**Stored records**
..............................
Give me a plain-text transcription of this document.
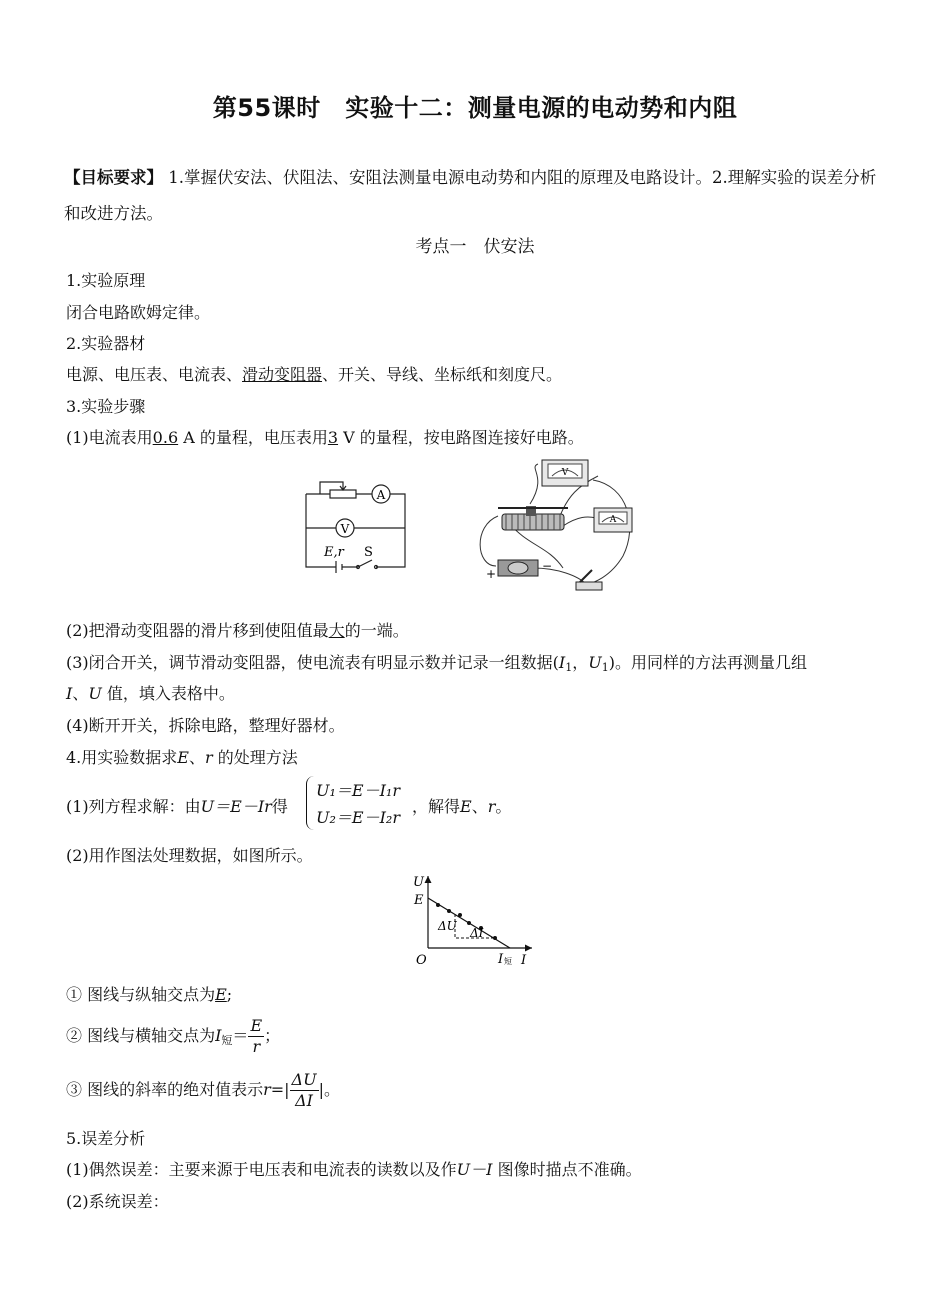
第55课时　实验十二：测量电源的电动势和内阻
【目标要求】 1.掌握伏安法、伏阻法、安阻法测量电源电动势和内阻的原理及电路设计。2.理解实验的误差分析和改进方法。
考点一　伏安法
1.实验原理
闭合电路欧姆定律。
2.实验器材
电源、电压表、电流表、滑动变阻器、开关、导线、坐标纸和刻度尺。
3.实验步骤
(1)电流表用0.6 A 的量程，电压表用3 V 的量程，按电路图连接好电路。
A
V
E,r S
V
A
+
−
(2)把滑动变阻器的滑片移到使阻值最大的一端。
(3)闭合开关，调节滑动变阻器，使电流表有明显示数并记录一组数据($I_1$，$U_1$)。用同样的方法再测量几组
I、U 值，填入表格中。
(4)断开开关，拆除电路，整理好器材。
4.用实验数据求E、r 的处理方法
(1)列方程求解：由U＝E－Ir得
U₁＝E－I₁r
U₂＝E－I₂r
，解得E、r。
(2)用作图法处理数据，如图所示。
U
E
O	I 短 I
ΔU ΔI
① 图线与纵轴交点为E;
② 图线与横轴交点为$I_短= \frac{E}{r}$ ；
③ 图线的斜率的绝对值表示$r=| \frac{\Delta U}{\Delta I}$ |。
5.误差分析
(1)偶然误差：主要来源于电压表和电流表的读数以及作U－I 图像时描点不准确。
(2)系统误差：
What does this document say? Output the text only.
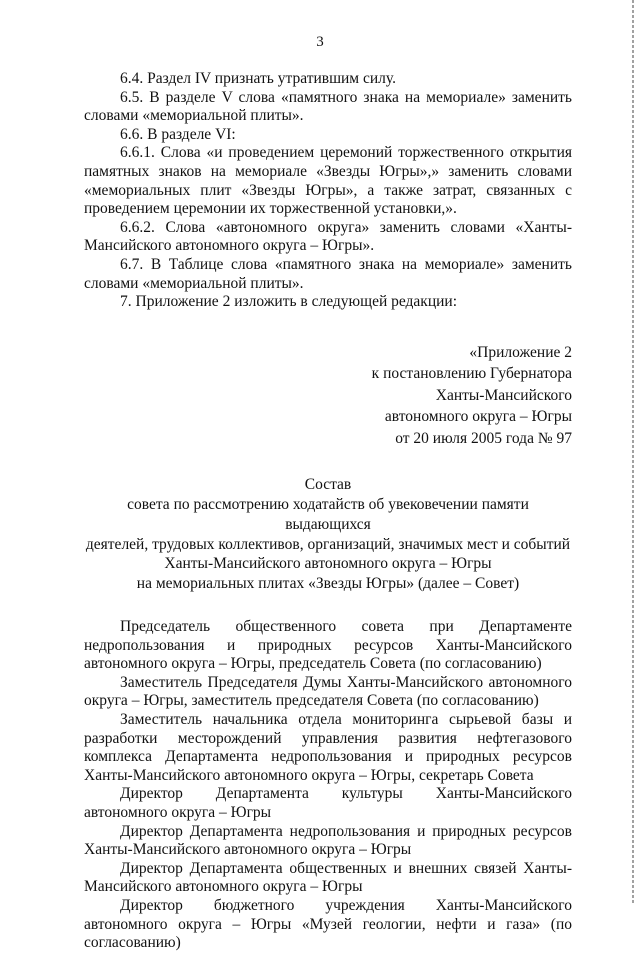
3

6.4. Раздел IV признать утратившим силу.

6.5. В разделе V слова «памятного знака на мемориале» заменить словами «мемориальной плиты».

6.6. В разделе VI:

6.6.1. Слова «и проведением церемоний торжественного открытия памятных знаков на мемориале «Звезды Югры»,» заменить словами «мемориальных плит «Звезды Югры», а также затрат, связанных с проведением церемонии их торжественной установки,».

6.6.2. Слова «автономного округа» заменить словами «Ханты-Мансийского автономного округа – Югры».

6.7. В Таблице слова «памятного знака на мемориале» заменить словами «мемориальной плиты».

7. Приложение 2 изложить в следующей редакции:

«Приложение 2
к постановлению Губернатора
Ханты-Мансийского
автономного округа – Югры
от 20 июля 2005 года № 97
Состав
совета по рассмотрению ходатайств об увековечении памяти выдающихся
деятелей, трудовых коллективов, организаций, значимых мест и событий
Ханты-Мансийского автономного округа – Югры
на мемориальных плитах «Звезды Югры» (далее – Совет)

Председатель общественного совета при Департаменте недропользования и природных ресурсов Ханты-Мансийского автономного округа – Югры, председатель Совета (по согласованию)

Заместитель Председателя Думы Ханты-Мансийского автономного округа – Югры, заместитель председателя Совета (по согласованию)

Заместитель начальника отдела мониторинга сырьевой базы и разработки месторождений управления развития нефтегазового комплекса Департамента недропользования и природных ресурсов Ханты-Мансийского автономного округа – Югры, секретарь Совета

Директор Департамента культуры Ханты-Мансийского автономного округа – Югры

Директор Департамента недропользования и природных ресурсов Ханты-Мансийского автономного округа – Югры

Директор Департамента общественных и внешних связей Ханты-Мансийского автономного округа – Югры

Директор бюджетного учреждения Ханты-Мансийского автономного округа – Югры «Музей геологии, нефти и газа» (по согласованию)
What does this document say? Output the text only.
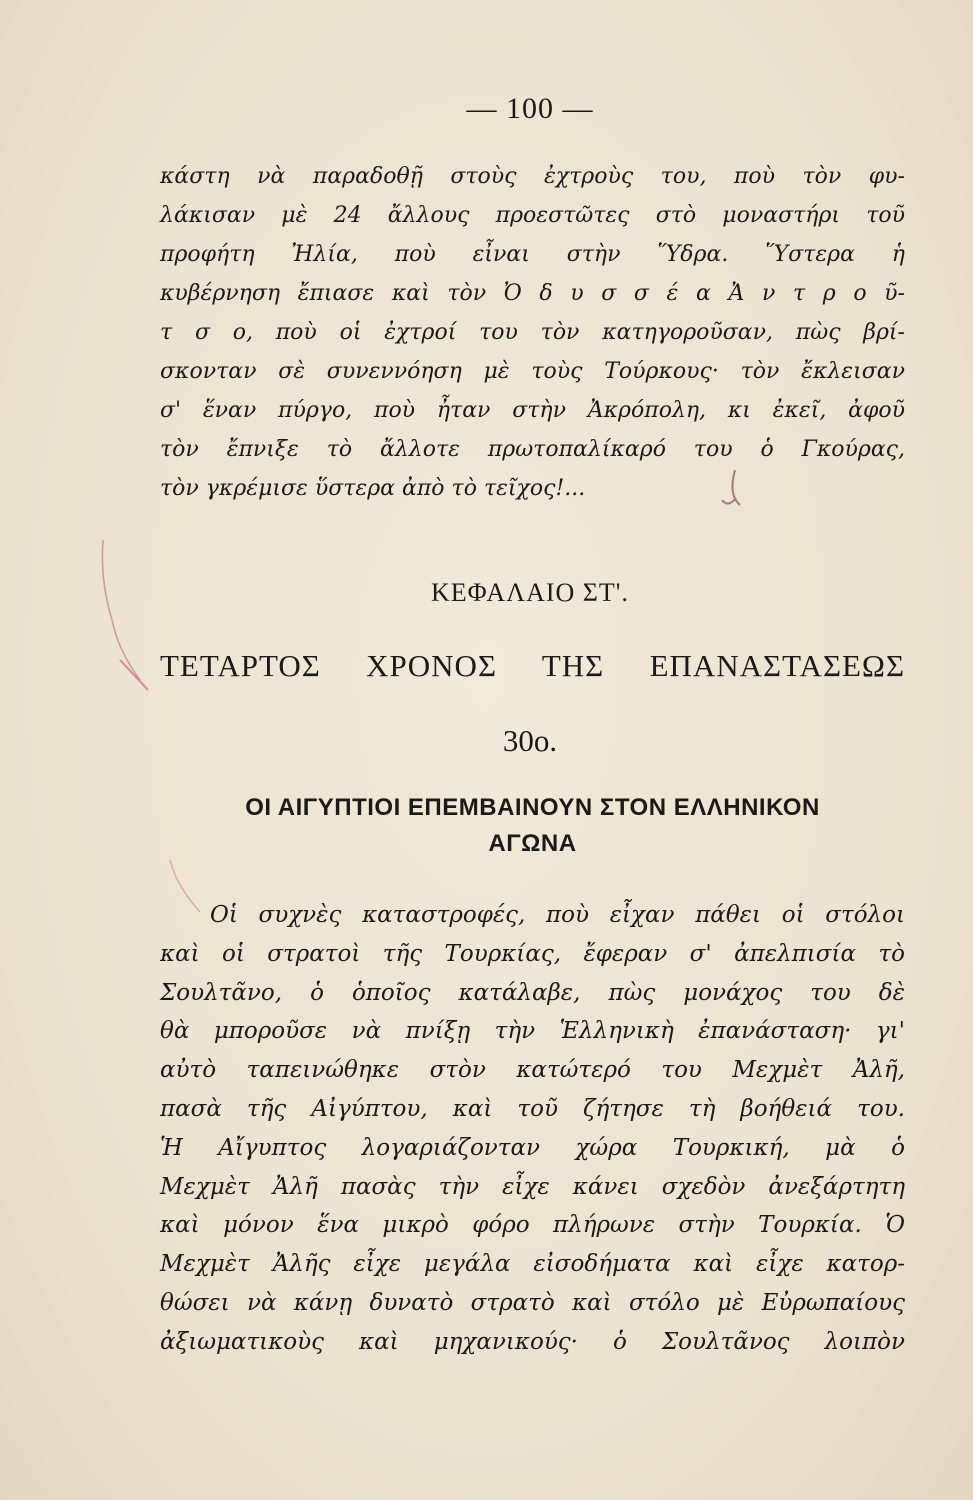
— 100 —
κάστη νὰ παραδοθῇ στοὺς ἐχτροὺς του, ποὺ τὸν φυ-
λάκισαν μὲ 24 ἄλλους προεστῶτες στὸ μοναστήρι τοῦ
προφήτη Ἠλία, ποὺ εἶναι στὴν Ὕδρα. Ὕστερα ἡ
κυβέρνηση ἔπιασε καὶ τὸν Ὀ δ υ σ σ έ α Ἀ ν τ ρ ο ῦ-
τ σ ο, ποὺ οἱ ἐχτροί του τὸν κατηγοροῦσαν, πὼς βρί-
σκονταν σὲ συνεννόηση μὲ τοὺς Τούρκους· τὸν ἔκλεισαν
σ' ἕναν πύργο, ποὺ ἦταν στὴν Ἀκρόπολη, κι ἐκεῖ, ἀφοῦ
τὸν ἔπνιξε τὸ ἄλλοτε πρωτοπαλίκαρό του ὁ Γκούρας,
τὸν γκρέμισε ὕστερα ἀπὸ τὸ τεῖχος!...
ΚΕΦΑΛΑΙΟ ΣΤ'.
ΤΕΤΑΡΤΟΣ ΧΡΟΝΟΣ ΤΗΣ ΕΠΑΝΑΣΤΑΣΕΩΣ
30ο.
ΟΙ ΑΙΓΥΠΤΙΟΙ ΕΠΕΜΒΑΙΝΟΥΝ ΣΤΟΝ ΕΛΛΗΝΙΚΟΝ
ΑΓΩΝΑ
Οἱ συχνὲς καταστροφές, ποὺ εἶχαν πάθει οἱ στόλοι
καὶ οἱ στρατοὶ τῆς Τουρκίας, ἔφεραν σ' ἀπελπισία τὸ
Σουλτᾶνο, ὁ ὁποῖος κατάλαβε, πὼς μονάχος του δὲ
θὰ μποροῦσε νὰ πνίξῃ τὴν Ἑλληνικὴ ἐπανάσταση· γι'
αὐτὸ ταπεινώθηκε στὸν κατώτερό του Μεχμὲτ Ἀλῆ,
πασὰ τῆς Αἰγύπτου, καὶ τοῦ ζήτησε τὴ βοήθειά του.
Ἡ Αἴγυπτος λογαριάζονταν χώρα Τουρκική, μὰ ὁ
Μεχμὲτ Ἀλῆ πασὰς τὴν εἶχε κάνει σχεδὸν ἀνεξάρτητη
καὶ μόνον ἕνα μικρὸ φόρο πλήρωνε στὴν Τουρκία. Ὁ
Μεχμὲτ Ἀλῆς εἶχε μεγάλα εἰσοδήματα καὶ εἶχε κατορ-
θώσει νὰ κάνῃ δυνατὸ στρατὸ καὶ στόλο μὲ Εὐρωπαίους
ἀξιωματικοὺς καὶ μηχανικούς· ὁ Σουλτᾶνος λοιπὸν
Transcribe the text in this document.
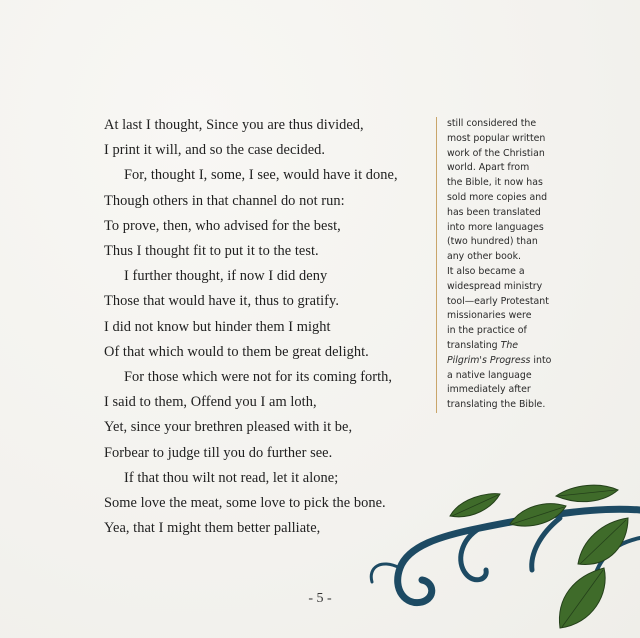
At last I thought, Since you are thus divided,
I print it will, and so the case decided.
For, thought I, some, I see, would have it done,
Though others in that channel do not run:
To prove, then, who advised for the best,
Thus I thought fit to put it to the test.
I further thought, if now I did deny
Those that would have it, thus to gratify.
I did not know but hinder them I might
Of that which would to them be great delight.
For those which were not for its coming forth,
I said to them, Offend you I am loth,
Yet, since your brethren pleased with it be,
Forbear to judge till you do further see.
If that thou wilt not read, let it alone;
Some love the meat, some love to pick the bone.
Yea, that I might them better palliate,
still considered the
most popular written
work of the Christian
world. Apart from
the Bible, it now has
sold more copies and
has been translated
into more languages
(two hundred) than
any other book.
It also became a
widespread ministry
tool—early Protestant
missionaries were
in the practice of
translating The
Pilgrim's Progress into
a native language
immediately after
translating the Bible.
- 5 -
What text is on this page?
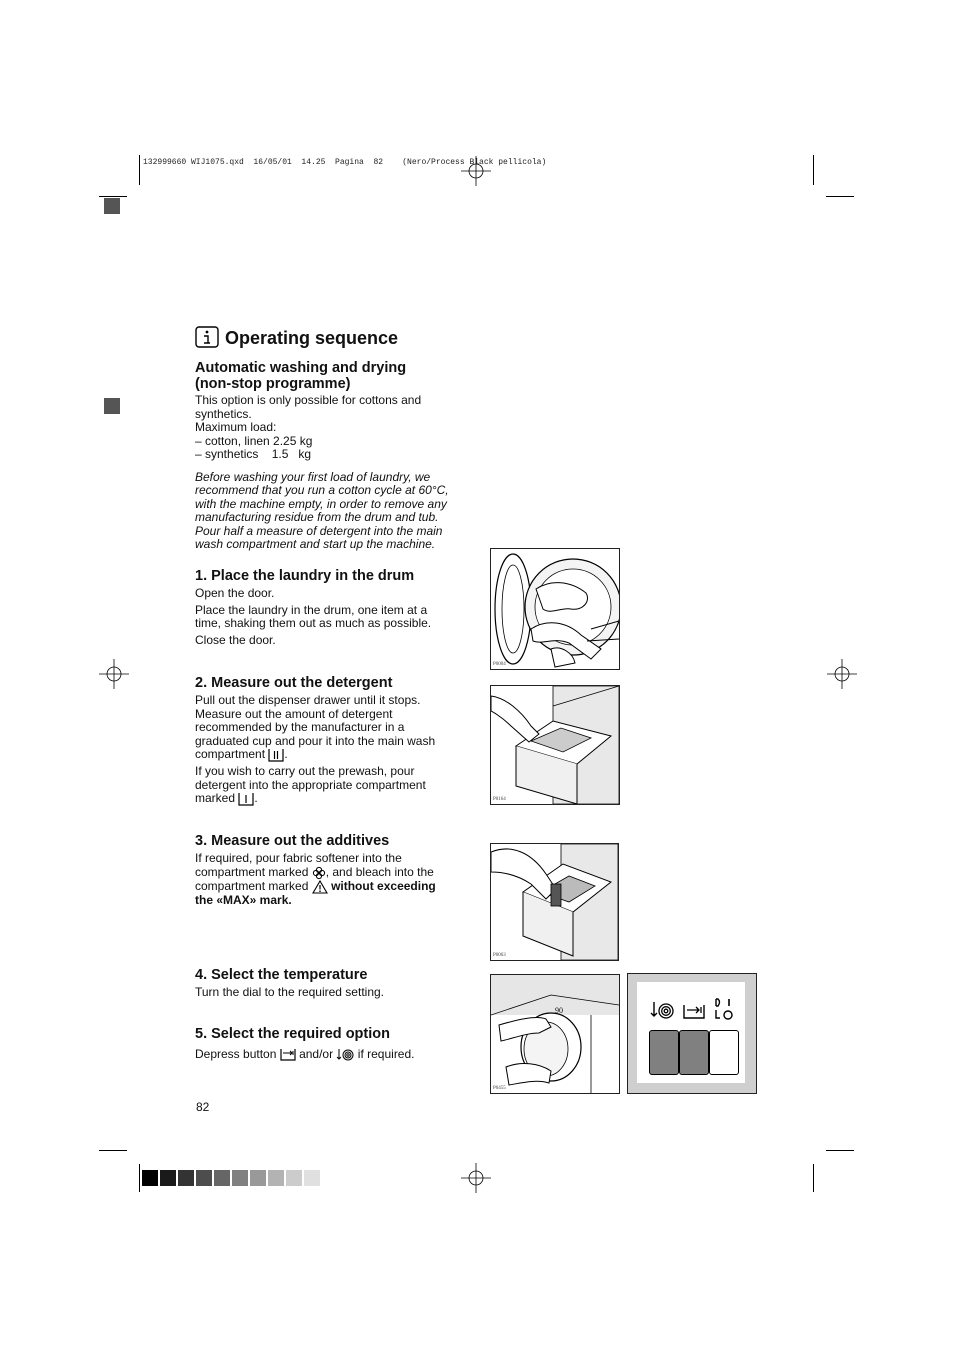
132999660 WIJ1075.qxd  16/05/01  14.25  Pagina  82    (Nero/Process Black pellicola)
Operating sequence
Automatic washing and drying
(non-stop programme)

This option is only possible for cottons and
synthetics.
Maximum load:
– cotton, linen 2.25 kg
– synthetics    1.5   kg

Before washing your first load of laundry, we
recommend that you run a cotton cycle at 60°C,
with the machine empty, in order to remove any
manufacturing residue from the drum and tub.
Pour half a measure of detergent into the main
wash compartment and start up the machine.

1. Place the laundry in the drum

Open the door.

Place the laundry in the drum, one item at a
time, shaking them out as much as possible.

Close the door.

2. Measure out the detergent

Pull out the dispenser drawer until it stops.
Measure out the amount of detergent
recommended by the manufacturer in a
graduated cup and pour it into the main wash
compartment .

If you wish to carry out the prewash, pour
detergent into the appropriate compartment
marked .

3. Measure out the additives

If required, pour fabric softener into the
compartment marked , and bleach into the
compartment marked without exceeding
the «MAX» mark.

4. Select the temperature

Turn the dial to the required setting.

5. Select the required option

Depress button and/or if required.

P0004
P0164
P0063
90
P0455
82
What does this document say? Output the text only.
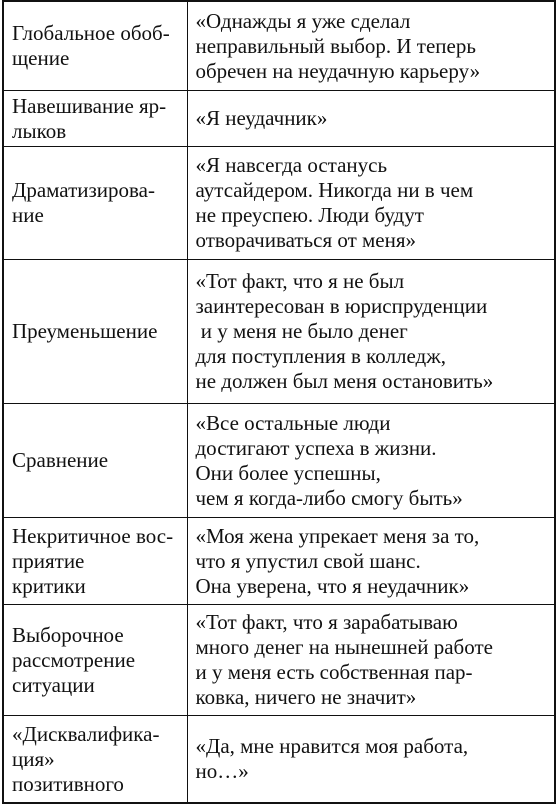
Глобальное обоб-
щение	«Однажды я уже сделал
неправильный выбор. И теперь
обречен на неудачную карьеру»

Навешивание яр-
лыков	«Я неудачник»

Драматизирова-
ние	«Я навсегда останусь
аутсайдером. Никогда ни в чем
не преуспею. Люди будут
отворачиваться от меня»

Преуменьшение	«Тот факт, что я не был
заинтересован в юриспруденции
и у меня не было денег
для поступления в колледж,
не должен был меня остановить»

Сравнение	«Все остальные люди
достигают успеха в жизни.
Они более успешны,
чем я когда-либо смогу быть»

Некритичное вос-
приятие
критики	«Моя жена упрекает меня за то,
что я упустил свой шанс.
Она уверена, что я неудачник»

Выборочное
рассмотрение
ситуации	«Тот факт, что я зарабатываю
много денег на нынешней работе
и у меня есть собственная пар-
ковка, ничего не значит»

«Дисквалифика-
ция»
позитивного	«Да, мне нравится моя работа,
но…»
..............................
**PROBLEM TO WORK ON**
The answer is the number of lines in the preceding material that hold "required"; write that number and nothing else.

**SOLUTION TO THIS TASK**
4